What to do
Find the lines below that contain the string "JSON". Copy each one.

— Start of Entries supplied —

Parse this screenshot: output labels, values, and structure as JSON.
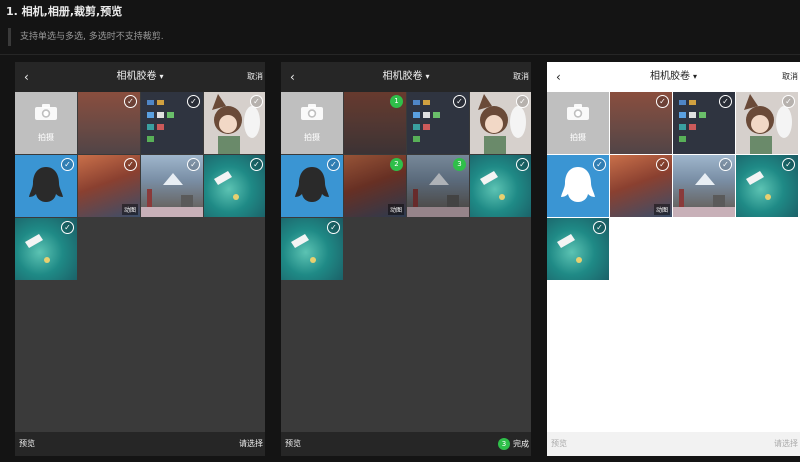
{
  "doc": {
    "heading": "1. 相机,相册,裁剪,预览",
    "note": "支持单选与多选, 多选时不支持裁剪."
  },
  "panels": [
    {
      "theme": "dark",
      "header": {
        "back": "‹",
        "title": "相机胶卷",
        "caret": "▾",
        "cancel": "取消"
      },
      "camera_label": "拍摄",
      "gif_label": "动图",
      "footer": {
        "preview": "预览",
        "action": "请选择"
      }
    },
    {
      "theme": "dark",
      "header": {
        "back": "‹",
        "title": "相机胶卷",
        "caret": "▾",
        "cancel": "取消"
      },
      "camera_label": "拍摄",
      "gif_label": "动图",
      "selection_numbers": [
        "1",
        "2",
        "3"
      ],
      "footer": {
        "preview": "预览",
        "done_count": "3",
        "action": "完成"
      }
    },
    {
      "theme": "light",
      "header": {
        "back": "‹",
        "title": "相机胶卷",
        "caret": "▾",
        "cancel": "取消"
      },
      "camera_label": "拍摄",
      "gif_label": "动图",
      "footer": {
        "preview": "预览",
        "action": "请选择"
      }
    }
  ],
  "colors": {
    "selected_badge": "#2fbf4a",
    "avatar_blue": "#3a95d3"
  },
  "icons": {
    "check": "✓",
    "camera": "camera-icon"
  }
}
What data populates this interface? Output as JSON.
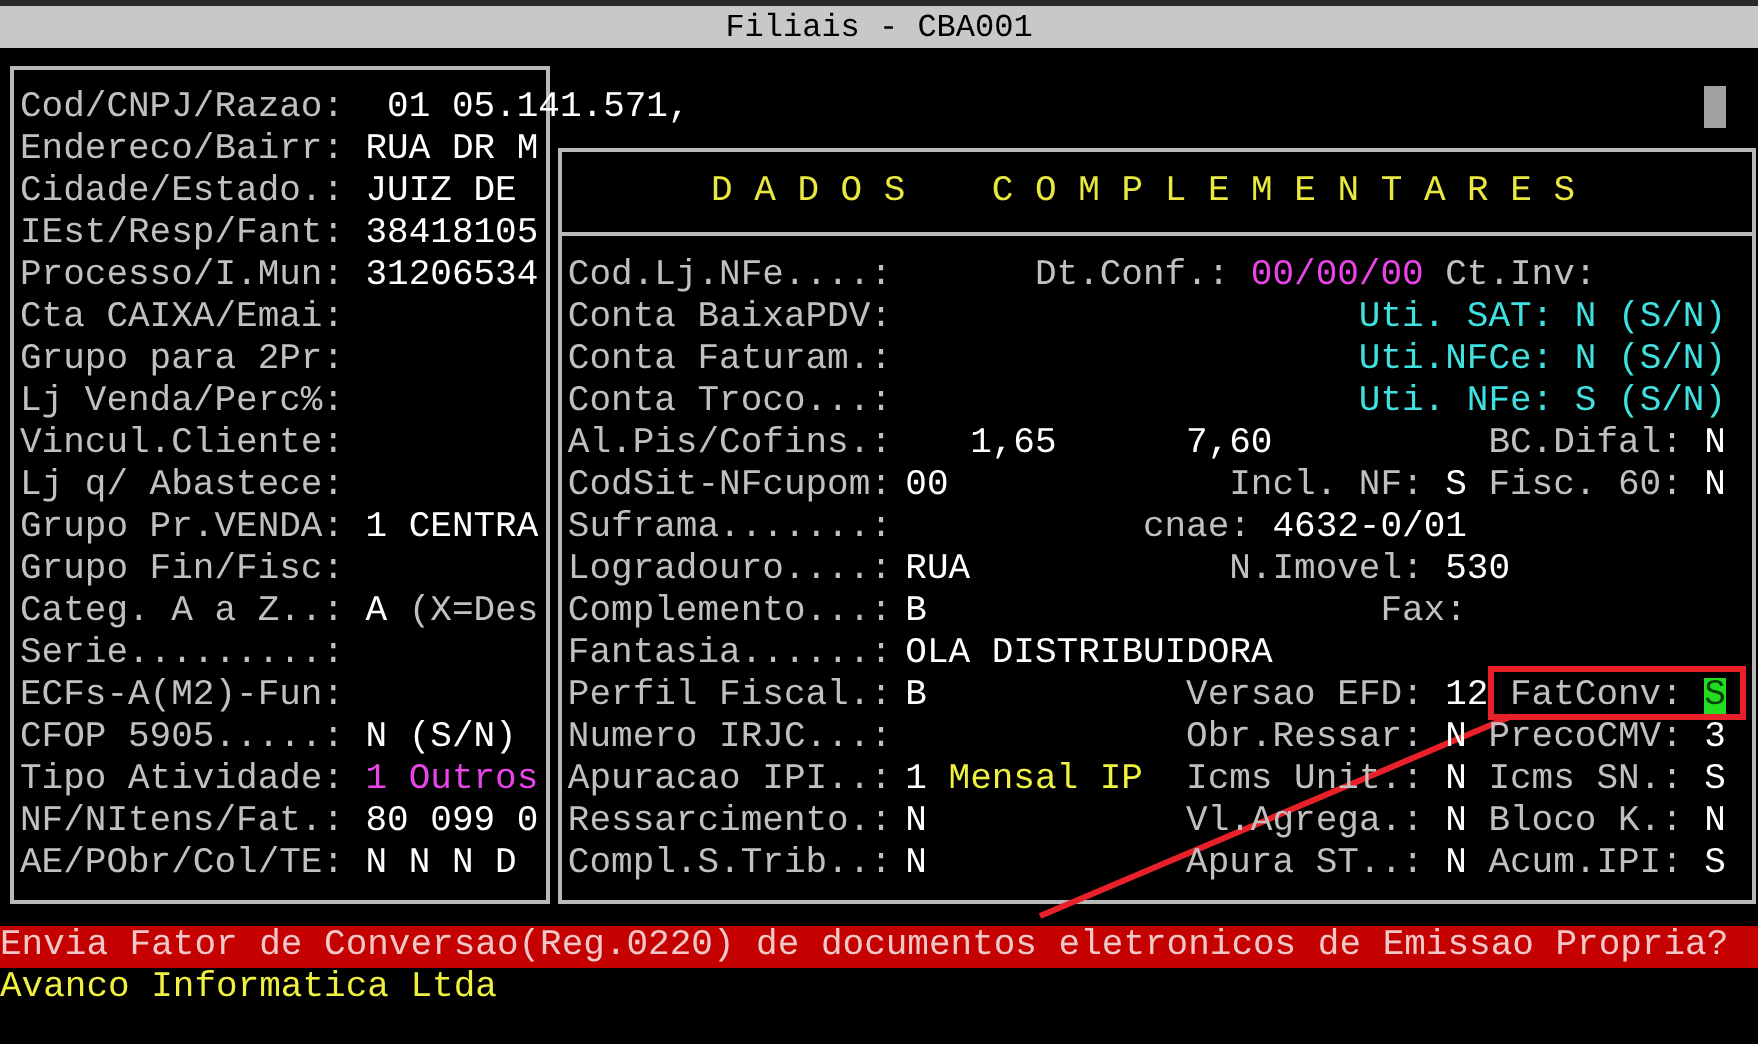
{
  "window": {
    "title": "Filiais - CBA001"
  },
  "left_rows": [
    {
      "label": "Cod/CNPJ/Razao:",
      "values": [
        {
          "text": "01 05.141.571,",
          "color": "#ffffff"
        }
      ]
    },
    {
      "label": "Endereco/Bairr:",
      "values": [
        {
          "text": "RUA DR M",
          "color": "#ffffff"
        }
      ]
    },
    {
      "label": "Cidade/Estado.:",
      "values": [
        {
          "text": "JUIZ DE",
          "color": "#ffffff"
        }
      ]
    },
    {
      "label": "IEst/Resp/Fant:",
      "values": [
        {
          "text": "38418105",
          "color": "#ffffff"
        }
      ]
    },
    {
      "label": "Processo/I.Mun:",
      "values": [
        {
          "text": "31206534",
          "color": "#ffffff"
        }
      ]
    },
    {
      "label": "Cta CAIXA/Emai:",
      "values": []
    },
    {
      "label": "Grupo para 2Pr:",
      "values": []
    },
    {
      "label": "Lj Venda/Perc%:",
      "values": []
    },
    {
      "label": "Vincul.Cliente:",
      "values": []
    },
    {
      "label": "Lj q/ Abastece:",
      "values": []
    },
    {
      "label": "Grupo Pr.VENDA:",
      "values": [
        {
          "text": "1 CENTRA",
          "color": "#ffffff"
        }
      ]
    },
    {
      "label": "Grupo Fin/Fisc:",
      "values": []
    },
    {
      "label": "Categ. A a Z..:",
      "values": [
        {
          "text": "A",
          "color": "#ffffff"
        },
        {
          "text": "(X=Des",
          "color": "#c0c0c0"
        }
      ]
    },
    {
      "label": "Serie.........:",
      "values": []
    },
    {
      "label": "ECFs-A(M2)-Fun:",
      "values": []
    },
    {
      "label": "CFOP 5905.....:",
      "values": [
        {
          "text": "N (S/N)",
          "color": "#ffffff"
        }
      ]
    },
    {
      "label": "Tipo Atividade:",
      "values": [
        {
          "text": "1 Outros",
          "color": "#e844e8"
        }
      ]
    },
    {
      "label": "NF/NItens/Fat.:",
      "values": [
        {
          "text": "80 099 0",
          "color": "#ffffff"
        }
      ]
    },
    {
      "label": "AE/PObr/Col/TE:",
      "values": [
        {
          "text": "N N N D",
          "color": "#ffffff"
        }
      ]
    }
  ],
  "panel": {
    "title": "D A D O S    C O M P L E M E N T A R E S",
    "rows": [
      {
        "label": "Cod.Lj.NFe....:",
        "fields": [
          {
            "text": "Dt.Conf.:",
            "kind": "label",
            "focused": false
          },
          {
            "text": "00/00/00",
            "kind": "value",
            "color": "#e844e8",
            "focused": false
          },
          {
            "text": "Ct.Inv:",
            "kind": "label",
            "focused": false
          }
        ]
      },
      {
        "label": "Conta BaixaPDV:",
        "fields": [
          {
            "text": "Uti. SAT: N (S/N)",
            "kind": "label",
            "color": "#40e0e0",
            "focused": false
          }
        ]
      },
      {
        "label": "Conta Faturam.:",
        "fields": [
          {
            "text": "Uti.NFCe: N (S/N)",
            "kind": "label",
            "color": "#40e0e0",
            "focused": false
          }
        ]
      },
      {
        "label": "Conta Troco...:",
        "fields": [
          {
            "text": "Uti. NFe: S (S/N)",
            "kind": "label",
            "color": "#40e0e0",
            "focused": false
          }
        ]
      },
      {
        "label": "Al.Pis/Cofins.:",
        "fields": [
          {
            "text": "1,65",
            "kind": "value",
            "focused": false
          },
          {
            "text": "7,60",
            "kind": "value",
            "focused": false
          },
          {
            "text": "BC.Difal:",
            "kind": "label",
            "focused": false
          },
          {
            "text": "N",
            "kind": "value",
            "focused": false
          }
        ]
      },
      {
        "label": "CodSit-NFcupom:",
        "fields": [
          {
            "text": "00",
            "kind": "value",
            "focused": false
          },
          {
            "text": "Incl. NF:",
            "kind": "label",
            "focused": false
          },
          {
            "text": "S",
            "kind": "value",
            "focused": false
          },
          {
            "text": "Fisc. 60:",
            "kind": "label",
            "focused": false
          },
          {
            "text": "N",
            "kind": "value",
            "focused": false
          }
        ]
      },
      {
        "label": "Suframa.......:",
        "fields": [
          {
            "text": "cnae:",
            "kind": "label",
            "focused": false
          },
          {
            "text": "4632-0/01",
            "kind": "value",
            "focused": false
          }
        ]
      },
      {
        "label": "Logradouro....:",
        "fields": [
          {
            "text": "RUA",
            "kind": "value",
            "focused": false
          },
          {
            "text": "N.Imovel:",
            "kind": "label",
            "focused": false
          },
          {
            "text": "530",
            "kind": "value",
            "focused": false
          }
        ]
      },
      {
        "label": "Complemento...:",
        "fields": [
          {
            "text": "B",
            "kind": "value",
            "focused": false
          },
          {
            "text": "Fax:",
            "kind": "label",
            "focused": false
          }
        ]
      },
      {
        "label": "Fantasia......:",
        "fields": [
          {
            "text": "OLA DISTRIBUIDORA",
            "kind": "value",
            "focused": false
          }
        ]
      },
      {
        "label": "Perfil Fiscal.:",
        "fields": [
          {
            "text": "B",
            "kind": "value",
            "focused": false
          },
          {
            "text": "Versao EFD:",
            "kind": "label",
            "focused": false
          },
          {
            "text": "12",
            "kind": "value",
            "focused": false
          },
          {
            "text": "FatConv:",
            "kind": "label",
            "focused": false
          },
          {
            "text": "S",
            "kind": "value",
            "focused": true
          }
        ]
      },
      {
        "label": "Numero IRJC...:",
        "fields": [
          {
            "text": "Obr.Ressar:",
            "kind": "label",
            "focused": false
          },
          {
            "text": "N",
            "kind": "value",
            "focused": false
          },
          {
            "text": "PrecoCMV:",
            "kind": "label",
            "focused": false
          },
          {
            "text": "3",
            "kind": "value",
            "focused": false
          }
        ]
      },
      {
        "label": "Apuracao IPI..:",
        "fields": [
          {
            "text": "1",
            "kind": "value",
            "focused": false
          },
          {
            "text": "Mensal IP",
            "kind": "value",
            "color": "#f0f040",
            "focused": false
          },
          {
            "text": "Icms Unit.:",
            "kind": "label",
            "focused": false
          },
          {
            "text": "N",
            "kind": "value",
            "focused": false
          },
          {
            "text": "Icms SN.:",
            "kind": "label",
            "focused": false
          },
          {
            "text": "S",
            "kind": "value",
            "focused": false
          }
        ]
      },
      {
        "label": "Ressarcimento.:",
        "fields": [
          {
            "text": "N",
            "kind": "value",
            "focused": false
          },
          {
            "text": "Vl.Agrega.:",
            "kind": "label",
            "focused": false
          },
          {
            "text": "N",
            "kind": "value",
            "focused": false
          },
          {
            "text": "Bloco K.:",
            "kind": "label",
            "focused": false
          },
          {
            "text": "N",
            "kind": "value",
            "focused": false
          }
        ]
      },
      {
        "label": "Compl.S.Trib..:",
        "fields": [
          {
            "text": "N",
            "kind": "value",
            "focused": false
          },
          {
            "text": "Apura ST..:",
            "kind": "label",
            "focused": false
          },
          {
            "text": "N",
            "kind": "value",
            "focused": false
          },
          {
            "text": "Acum.IPI:",
            "kind": "label",
            "focused": false
          },
          {
            "text": "S",
            "kind": "value",
            "focused": false
          }
        ]
      }
    ]
  },
  "status_message": "Envia Fator de Conversao(Reg.0220) de documentos eletronicos de Emissao Propria?",
  "footer": "Avanco Informatica Ltda"
}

— End of Entries supplied —

Reply to the exercise
Parse this screenshot: output labels, values, and structure as JSON.
What data populates this interface? Output as JSON.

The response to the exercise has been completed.